**SHORT EXERCISE:**
Answer these questions from the passage on automatic program repair:
(a) Depending on the targets of the repair, into which two families are APR techniques classified?
(b) How many of the GenProg repair results did Qi et al. find to be semantically correct?
(c) Which static detection tool does the work use to obtain semantic defect information?

**SELECTED PASSAGE:**
With the development of information technology, the Internet of Things (IoT) has made breakthrough progress in smart transportation, smart home, public safety, and so forth, and extended it to satellites, airplanes, submarines, and other areas. The number and complexity of IoT security defects have increased significantly. Program defects that threaten IoT security [1] may cause operational errors under certain conditions, producing abnormal results or behaviors, or even large irreparable losses in severe cases. Generally, developers are busy implementing algorithms and functions, which makes it easy to miss hidden semantic defects. These missed defects subsequently result in substantial workloads to find and repair the defects during the testing and maintenance stages.

Newly, static analysis to identify common program defects and automatic program repair (APR) becomes the main approach to strengthen the security of IoT applications [2]. APR is gradually becoming a hot spot in software engineering research due to its advantages in helping developers find and repair defects more efficiently. APR techniques, which reduce the onerous burden of debugging and preserve program quality, are of tremendous value. Depending on the targets of the repair, APR techniques can be classified into the following two families: functional defect repair [3,4,5] and semantic defect repair [6,7,8,9,10]. Functional defect repair focuses on repairing defects that fail to meet the functional requirement specifications, while semantic defect repair is intended to repair defects that violate program security semantics. Functional defect repair usually relies on test cases or assertions, but test suites coverage issues and patch overfitting problems severely impede repair precision and efficiency. Qi et al. [11] performed manual inspections to repair to 105 real defects in GenProg [3] and AE [12] and found that only two of the GenProg repair results, and only three of the AE repair results were semantically correct. The program semantic defect repair not only guarantees the function-required implementation but also ensures the correctness of the program semantics. Defect repair based on program semantics can narrow the search space, ensure the correctness of the program semantics after a repair, and improve the repairs’ success rate. However, existing program semantic defect repair methods do not combine defect information during the defect detection process. Thus, the repair is not targeted, and the success rate of repairs is still low.

By comparing the repair effect of different repair methods, we found that repair methods for specific defect patterns are more targeted and the success rate of repairs is higher. This paper proposes an automatic program repair method using restraint mechanisms for defect patterns. Our work introduces a repair mechanism symmetrically combining defect patterns and repair templates. With the help of the static analysis, the program semantic defects in the program are automatically repaired to improve the quality of the IoT program and security assurance. Similar to our prior work [13,14], we utilize the static detection tool DTSJava to obtain semantic defect information, including defect type, defect-related variable, and so forth. DTSJava is a static analysis tool based on defect patterns that can detect potential defects in programs, such as null pointer dereferences. Our work focuses on repairing variable-related defects that refer to a problem, error, or hidden defect caused by a variable value that damages the normal operation of the computer software or the program. In severe cases, the system may exit or crash abnormally. The current variable-related defects mainly include null pointer dereferences, out-of-bounds, illegal calculations, and so on.

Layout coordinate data
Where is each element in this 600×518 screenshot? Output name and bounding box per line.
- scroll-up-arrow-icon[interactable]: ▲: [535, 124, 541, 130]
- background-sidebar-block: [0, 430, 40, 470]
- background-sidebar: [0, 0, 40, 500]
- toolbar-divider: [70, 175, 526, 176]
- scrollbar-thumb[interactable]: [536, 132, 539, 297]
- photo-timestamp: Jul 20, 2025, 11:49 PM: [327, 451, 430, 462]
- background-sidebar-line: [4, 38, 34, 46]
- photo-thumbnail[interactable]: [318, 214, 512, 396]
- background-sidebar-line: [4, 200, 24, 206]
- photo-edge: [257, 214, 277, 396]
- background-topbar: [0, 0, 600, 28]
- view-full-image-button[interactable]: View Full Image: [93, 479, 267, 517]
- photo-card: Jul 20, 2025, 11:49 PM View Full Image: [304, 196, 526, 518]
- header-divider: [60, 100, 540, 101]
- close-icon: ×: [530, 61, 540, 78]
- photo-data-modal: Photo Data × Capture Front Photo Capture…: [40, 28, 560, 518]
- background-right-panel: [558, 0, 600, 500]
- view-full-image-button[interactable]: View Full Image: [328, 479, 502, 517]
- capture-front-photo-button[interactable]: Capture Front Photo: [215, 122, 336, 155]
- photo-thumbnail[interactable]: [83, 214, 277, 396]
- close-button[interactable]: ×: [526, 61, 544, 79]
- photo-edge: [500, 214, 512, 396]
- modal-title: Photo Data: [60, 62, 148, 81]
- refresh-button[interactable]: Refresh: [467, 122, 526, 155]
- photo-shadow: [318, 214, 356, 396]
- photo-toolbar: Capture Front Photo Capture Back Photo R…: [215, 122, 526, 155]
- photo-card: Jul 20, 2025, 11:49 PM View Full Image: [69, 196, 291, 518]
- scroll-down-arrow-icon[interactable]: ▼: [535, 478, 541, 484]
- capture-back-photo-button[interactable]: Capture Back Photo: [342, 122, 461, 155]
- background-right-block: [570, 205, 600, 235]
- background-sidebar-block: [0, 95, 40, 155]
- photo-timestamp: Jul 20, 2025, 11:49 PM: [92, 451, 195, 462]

**SOLUTION BELOW:**
(a) Functional defect repair and semantic defect repair.
(b) Two.
(c) DTSJava.